- [DIRECTIONS FOR THIS TASK] The response must restate the data exactly, with nothing left out.

- [INPUT RECORDS]
++++++++++

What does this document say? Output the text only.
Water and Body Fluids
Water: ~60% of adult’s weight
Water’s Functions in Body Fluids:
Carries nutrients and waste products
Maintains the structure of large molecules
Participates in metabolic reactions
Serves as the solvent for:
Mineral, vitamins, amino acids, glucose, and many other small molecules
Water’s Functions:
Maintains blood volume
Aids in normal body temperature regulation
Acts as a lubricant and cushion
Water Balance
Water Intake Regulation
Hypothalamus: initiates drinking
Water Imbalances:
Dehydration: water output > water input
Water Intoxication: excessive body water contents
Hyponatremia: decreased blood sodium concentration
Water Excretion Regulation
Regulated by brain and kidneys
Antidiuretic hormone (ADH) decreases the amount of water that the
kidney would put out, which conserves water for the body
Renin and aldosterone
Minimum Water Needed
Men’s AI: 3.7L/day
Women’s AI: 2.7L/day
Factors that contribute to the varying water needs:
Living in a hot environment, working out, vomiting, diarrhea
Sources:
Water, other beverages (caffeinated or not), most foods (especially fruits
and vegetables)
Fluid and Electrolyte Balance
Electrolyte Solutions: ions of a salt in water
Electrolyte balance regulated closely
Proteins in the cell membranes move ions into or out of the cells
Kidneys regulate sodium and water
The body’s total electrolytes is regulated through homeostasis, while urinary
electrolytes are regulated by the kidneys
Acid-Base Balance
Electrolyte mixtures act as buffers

++++++++++

- [SOLUTION TO THIS TASK]
What does this document say? Output the text only.
Water and Body Fluids
Water: ~60% of adult’s weight
Water’s Functions in Body Fluids:
Carries nutrients and waste products
Maintains the structure of large molecules
Participates in metabolic reactions
Serves as the solvent for:
Mineral, vitamins, amino acids, glucose, and many other small molecules
Water’s Functions:
Maintains blood volume
Aids in normal body temperature regulation
Acts as a lubricant and cushion
Water Balance
Water Intake Regulation
Hypothalamus: initiates drinking
Water Imbalances:
Dehydration: water output > water input
Water Intoxication: excessive body water contents
Hyponatremia: decreased blood sodium concentration
Water Excretion Regulation
Regulated by brain and kidneys
Antidiuretic hormone (ADH) decreases the amount of water that the
kidney would put out, which conserves water for the body
Renin and aldosterone
Minimum Water Needed
Men’s AI: 3.7L/day
Women’s AI: 2.7L/day
Factors that contribute to the varying water needs:
Living in a hot environment, working out, vomiting, diarrhea
Sources:
Water, other beverages (caffeinated or not), most foods (especially fruits
and vegetables)
Fluid and Electrolyte Balance
Electrolyte Solutions: ions of a salt in water
Electrolyte balance regulated closely
Proteins in the cell membranes move ions into or out of the cells
Kidneys regulate sodium and water
The body’s total electrolytes is regulated through homeostasis, while urinary
electrolytes are regulated by the kidneys
Acid-Base Balance
Electrolyte mixtures act as buffers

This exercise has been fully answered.